_YOUR TASK_
Quote the whole listing word for word. Do not include the pictures.

--- START DATASET EXTRACT ---

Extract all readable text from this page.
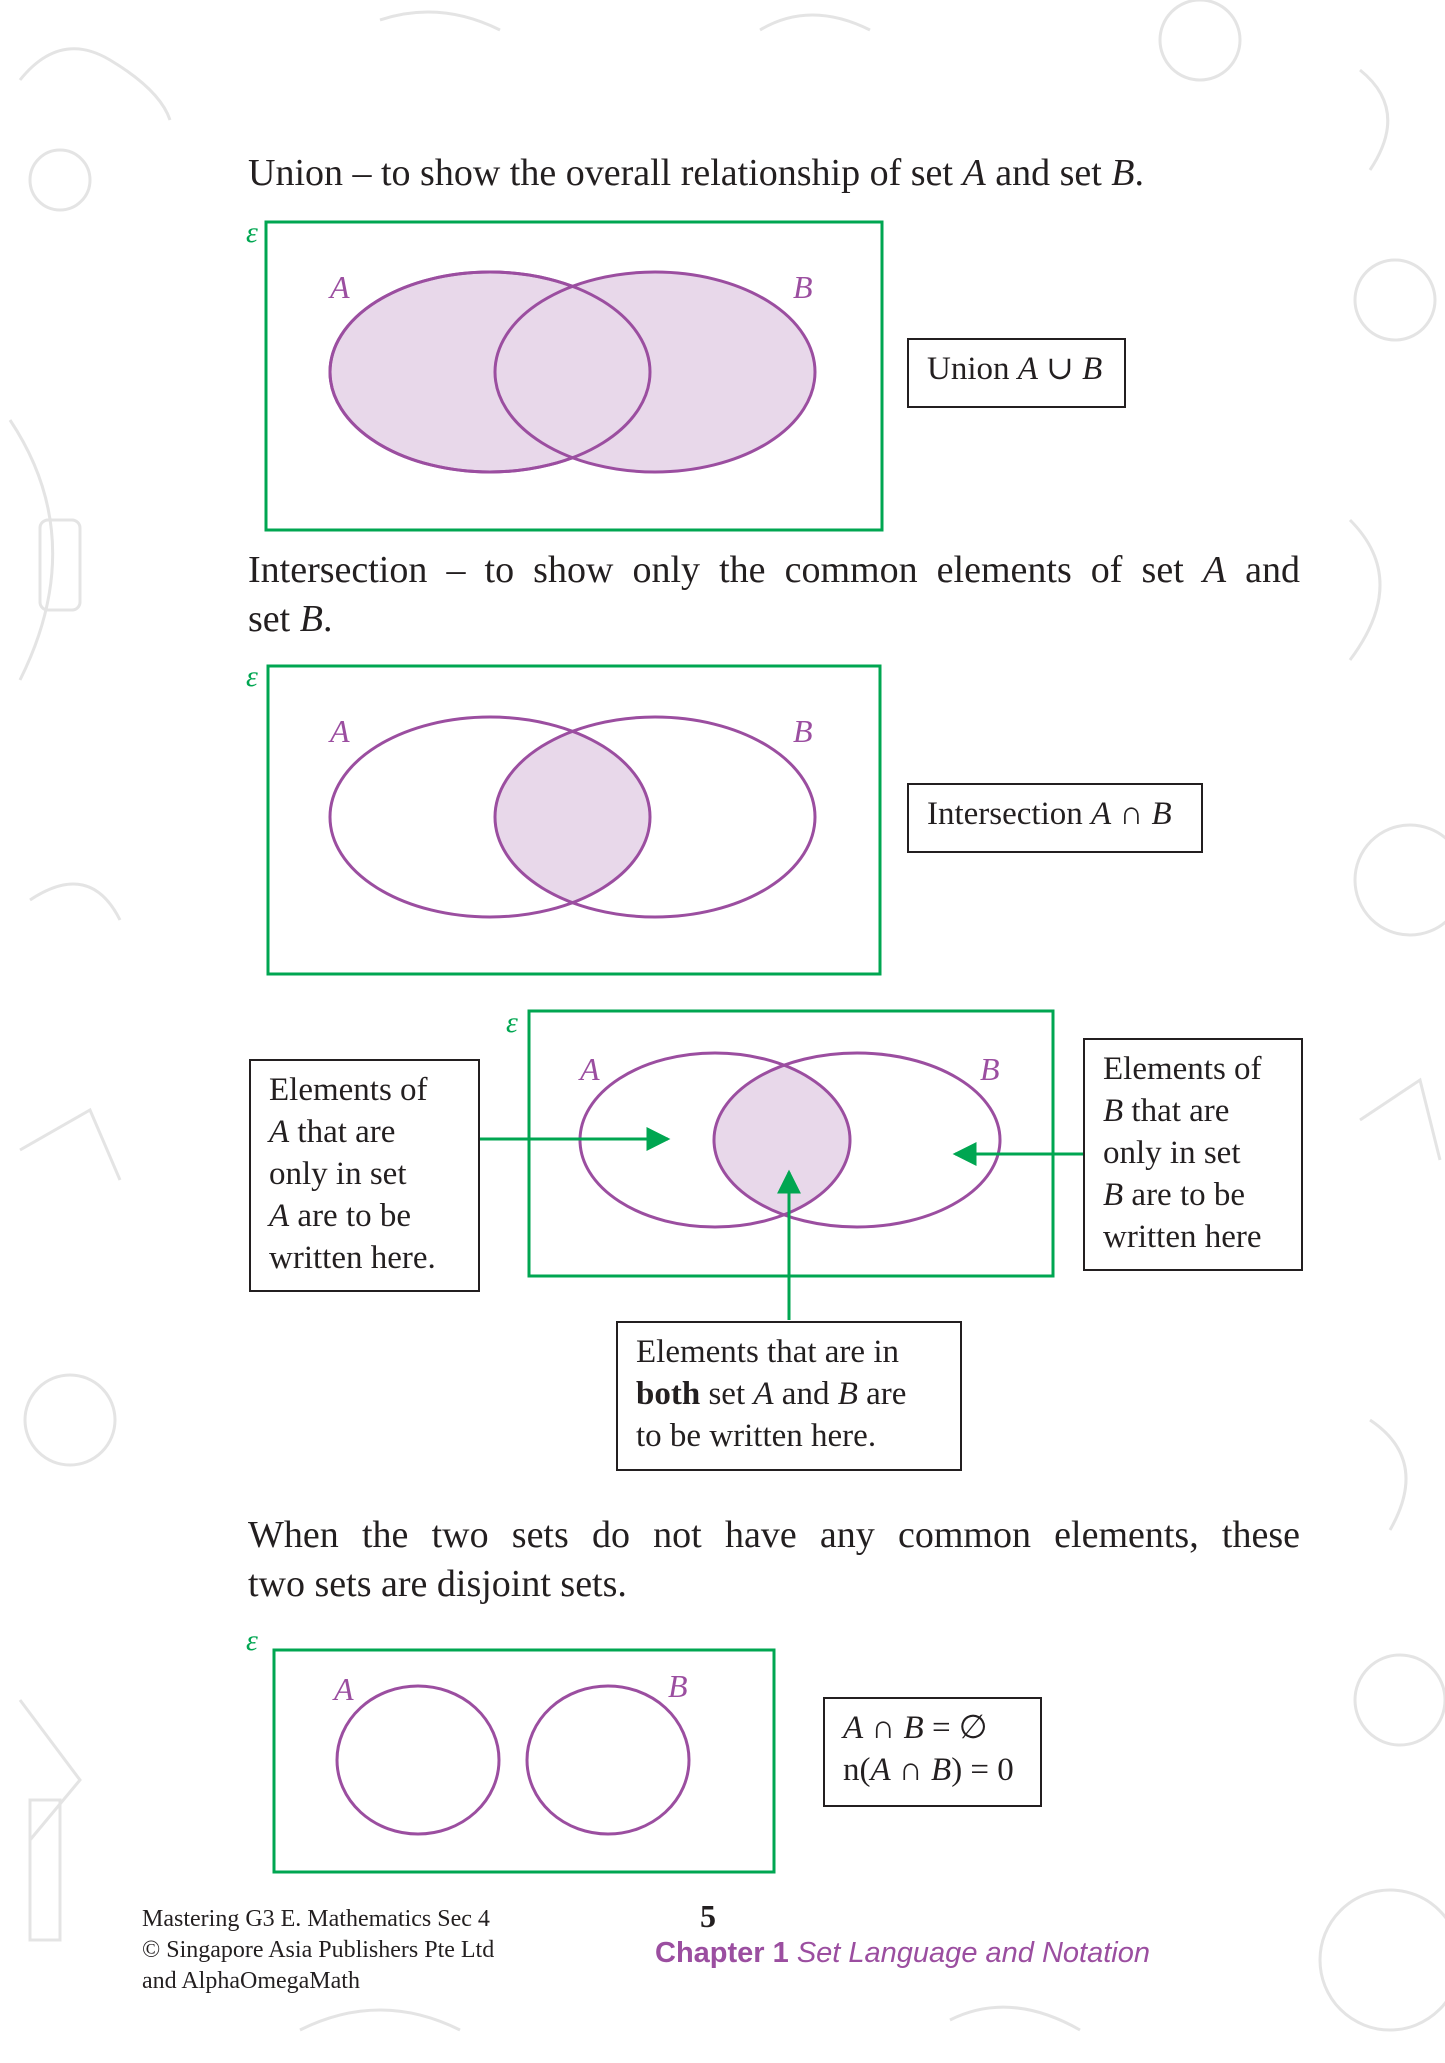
Union – to show the overall relationship of set A and set B.

Intersection – to show only the common elements of set A and

set B.

When the two sets do not have any common elements, these

two sets are disjoint sets.

ε
A	B
ε
A	B
ε
A	B
ε
A	B
Union A ∪ B
Intersection A ∩ B
Elements of
A that are
only in set
A are to be
written here.
Elements of
B that are
only in set
B are to be
written here
Elements that are in
both set A and B are
to be written here.
A ∩ B = ∅
n(A ∩ B) = 0
Mastering G3 E. Mathematics Sec 4
© Singapore Asia Publishers Pte Ltd
and AlphaOmegaMath
5
Chapter 1 Set Language and Notation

--- END DATASET EXTRACT ---

_SOLUTION TO THIS TASK_
Extract all readable text from this page.
Union – to show the overall relationship of set A and set B.

Intersection – to show only the common elements of set A and

set B.

When the two sets do not have any common elements, these

two sets are disjoint sets.

ε
A	B
ε
A	B
ε
A	B
ε
A	B
Union A ∪ B
Intersection A ∩ B
Elements of
A that are
only in set
A are to be
written here.
Elements of
B that are
only in set
B are to be
written here
Elements that are in
both set A and B are
to be written here.
A ∩ B = ∅
n(A ∩ B) = 0
Mastering G3 E. Mathematics Sec 4
© Singapore Asia Publishers Pte Ltd
and AlphaOmegaMath
5
Chapter 1 Set Language and Notation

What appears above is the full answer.